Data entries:
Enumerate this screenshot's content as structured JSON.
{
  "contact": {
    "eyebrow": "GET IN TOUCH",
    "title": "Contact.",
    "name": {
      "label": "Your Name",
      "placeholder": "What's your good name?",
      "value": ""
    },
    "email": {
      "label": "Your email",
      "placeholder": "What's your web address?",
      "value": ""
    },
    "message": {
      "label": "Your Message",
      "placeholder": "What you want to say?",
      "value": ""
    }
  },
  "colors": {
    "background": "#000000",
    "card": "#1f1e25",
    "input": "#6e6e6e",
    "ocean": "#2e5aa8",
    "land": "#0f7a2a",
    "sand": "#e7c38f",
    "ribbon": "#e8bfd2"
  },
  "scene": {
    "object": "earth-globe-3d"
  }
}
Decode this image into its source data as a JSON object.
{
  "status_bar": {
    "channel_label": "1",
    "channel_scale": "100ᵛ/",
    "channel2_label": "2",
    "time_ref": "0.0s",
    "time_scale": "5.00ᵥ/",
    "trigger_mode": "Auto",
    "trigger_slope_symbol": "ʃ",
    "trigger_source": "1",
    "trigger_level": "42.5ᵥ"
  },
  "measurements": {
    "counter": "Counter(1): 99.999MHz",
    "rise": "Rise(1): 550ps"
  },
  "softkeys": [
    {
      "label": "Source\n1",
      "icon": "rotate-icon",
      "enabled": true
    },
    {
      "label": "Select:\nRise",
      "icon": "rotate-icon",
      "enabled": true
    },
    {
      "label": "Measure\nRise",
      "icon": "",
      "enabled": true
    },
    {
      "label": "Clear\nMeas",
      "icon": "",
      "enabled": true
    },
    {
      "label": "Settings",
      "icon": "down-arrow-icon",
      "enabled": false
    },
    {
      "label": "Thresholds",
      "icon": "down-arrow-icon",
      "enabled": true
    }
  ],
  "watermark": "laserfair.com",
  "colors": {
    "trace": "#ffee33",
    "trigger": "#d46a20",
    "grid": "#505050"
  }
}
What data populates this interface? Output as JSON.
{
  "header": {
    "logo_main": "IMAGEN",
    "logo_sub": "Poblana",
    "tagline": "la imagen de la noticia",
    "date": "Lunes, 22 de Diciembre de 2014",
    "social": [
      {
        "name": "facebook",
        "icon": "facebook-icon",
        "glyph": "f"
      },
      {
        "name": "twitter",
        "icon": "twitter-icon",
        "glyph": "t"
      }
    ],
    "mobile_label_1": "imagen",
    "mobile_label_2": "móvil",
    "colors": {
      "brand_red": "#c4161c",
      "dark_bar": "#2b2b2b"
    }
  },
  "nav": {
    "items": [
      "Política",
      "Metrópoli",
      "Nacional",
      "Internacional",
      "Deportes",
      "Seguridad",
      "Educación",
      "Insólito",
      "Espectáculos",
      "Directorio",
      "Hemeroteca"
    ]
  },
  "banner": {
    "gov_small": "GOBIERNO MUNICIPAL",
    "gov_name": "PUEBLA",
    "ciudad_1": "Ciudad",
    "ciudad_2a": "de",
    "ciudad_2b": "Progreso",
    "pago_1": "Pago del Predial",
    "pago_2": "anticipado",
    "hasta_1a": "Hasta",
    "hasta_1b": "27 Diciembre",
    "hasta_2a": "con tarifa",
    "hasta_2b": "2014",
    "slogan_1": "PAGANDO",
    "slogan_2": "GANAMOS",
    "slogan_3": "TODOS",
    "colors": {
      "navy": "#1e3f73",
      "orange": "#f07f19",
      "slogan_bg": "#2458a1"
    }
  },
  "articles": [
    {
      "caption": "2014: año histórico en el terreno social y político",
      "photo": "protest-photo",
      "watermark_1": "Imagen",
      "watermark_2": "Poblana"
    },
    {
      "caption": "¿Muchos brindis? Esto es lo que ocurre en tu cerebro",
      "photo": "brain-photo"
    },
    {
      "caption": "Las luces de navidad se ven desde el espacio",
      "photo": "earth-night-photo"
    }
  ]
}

EXERCISE BRIEF: Reproduce exactly the line that holds "What data populates", then every line after it, ending with the final line of the records above.

SOLUTION TO THE PROBLEM:
What data populates this interface? Output as JSON.
{
  "header": {
    "logo_main": "IMAGEN",
    "logo_sub": "Poblana",
    "tagline": "la imagen de la noticia",
    "date": "Lunes, 22 de Diciembre de 2014",
    "social": [
      {
        "name": "facebook",
        "icon": "facebook-icon",
        "glyph": "f"
      },
      {
        "name": "twitter",
        "icon": "twitter-icon",
        "glyph": "t"
      }
    ],
    "mobile_label_1": "imagen",
    "mobile_label_2": "móvil",
    "colors": {
      "brand_red": "#c4161c",
      "dark_bar": "#2b2b2b"
    }
  },
  "nav": {
    "items": [
      "Política",
      "Metrópoli",
      "Nacional",
      "Internacional",
      "Deportes",
      "Seguridad",
      "Educación",
      "Insólito",
      "Espectáculos",
      "Directorio",
      "Hemeroteca"
    ]
  },
  "banner": {
    "gov_small": "GOBIERNO MUNICIPAL",
    "gov_name": "PUEBLA",
    "ciudad_1": "Ciudad",
    "ciudad_2a": "de",
    "ciudad_2b": "Progreso",
    "pago_1": "Pago del Predial",
    "pago_2": "anticipado",
    "hasta_1a": "Hasta",
    "hasta_1b": "27 Diciembre",
    "hasta_2a": "con tarifa",
    "hasta_2b": "2014",
    "slogan_1": "PAGANDO",
    "slogan_2": "GANAMOS",
    "slogan_3": "TODOS",
    "colors": {
      "navy": "#1e3f73",
      "orange": "#f07f19",
      "slogan_bg": "#2458a1"
    }
  },
  "articles": [
    {
      "caption": "2014: año histórico en el terreno social y político",
      "photo": "protest-photo",
      "watermark_1": "Imagen",
      "watermark_2": "Poblana"
    },
    {
      "caption": "¿Muchos brindis? Esto es lo que ocurre en tu cerebro",
      "photo": "brain-photo"
    },
    {
      "caption": "Las luces de navidad se ven desde el espacio",
      "photo": "earth-night-photo"
    }
  ]
}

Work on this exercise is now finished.